YOUR OBJECTIVE: Count how many lines in the entries below contain the string "king", treating capital and small letters as different, and reply with the number alone.

--------------------------------

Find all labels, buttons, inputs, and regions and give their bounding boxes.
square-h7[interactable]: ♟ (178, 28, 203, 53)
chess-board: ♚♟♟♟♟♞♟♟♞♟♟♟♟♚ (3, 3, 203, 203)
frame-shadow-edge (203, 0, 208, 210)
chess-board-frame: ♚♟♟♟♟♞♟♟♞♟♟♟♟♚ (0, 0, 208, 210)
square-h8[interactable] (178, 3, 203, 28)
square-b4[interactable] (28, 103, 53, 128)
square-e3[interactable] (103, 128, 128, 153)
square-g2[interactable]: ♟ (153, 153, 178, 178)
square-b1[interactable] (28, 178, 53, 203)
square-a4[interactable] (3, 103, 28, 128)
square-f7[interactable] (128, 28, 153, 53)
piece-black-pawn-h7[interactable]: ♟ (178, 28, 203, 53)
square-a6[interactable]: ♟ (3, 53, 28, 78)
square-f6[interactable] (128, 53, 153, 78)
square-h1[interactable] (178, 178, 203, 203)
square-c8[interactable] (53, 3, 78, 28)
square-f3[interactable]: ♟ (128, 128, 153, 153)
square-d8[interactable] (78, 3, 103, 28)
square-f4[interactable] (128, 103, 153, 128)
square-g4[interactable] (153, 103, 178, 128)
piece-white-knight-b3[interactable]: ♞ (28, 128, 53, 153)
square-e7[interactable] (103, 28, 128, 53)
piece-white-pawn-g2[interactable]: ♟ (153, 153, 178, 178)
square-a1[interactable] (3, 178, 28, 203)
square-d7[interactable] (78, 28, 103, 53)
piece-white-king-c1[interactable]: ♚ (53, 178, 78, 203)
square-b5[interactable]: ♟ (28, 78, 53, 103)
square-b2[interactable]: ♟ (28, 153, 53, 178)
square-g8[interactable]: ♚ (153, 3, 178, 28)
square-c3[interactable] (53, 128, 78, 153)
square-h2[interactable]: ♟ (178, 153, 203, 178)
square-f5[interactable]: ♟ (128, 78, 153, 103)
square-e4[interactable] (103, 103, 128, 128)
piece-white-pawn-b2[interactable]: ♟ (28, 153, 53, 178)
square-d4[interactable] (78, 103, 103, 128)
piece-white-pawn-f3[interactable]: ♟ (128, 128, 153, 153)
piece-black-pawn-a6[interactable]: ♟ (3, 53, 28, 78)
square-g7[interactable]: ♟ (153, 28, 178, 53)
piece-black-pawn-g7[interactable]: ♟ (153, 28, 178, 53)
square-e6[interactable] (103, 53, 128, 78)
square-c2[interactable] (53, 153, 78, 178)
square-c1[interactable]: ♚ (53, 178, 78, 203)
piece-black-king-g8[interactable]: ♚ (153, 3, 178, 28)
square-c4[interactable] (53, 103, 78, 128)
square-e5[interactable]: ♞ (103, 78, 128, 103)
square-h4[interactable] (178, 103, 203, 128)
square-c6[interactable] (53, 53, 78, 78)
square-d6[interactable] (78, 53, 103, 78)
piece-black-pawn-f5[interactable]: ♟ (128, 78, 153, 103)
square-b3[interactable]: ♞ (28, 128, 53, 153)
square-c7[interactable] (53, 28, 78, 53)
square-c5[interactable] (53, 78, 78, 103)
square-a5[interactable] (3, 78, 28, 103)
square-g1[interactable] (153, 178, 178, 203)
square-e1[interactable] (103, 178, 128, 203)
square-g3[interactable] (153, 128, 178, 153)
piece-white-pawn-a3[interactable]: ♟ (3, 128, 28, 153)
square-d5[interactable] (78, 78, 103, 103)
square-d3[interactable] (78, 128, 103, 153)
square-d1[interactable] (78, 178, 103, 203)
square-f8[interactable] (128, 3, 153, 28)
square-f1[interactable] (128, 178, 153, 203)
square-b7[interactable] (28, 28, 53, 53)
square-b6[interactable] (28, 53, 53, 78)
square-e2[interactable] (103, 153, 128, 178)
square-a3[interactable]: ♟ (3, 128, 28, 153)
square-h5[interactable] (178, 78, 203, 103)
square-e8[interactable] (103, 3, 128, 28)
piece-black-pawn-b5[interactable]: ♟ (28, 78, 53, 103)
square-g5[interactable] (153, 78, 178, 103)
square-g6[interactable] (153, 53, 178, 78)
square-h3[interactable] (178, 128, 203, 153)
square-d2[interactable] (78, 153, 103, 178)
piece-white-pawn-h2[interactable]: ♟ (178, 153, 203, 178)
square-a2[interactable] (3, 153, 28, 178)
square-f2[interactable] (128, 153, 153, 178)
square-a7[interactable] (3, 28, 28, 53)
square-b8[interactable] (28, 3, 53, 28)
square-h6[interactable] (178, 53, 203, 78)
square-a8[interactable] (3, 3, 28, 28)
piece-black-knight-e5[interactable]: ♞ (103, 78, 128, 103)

--------------------------------

SOLUTION FOR THIS PROBLEM: 2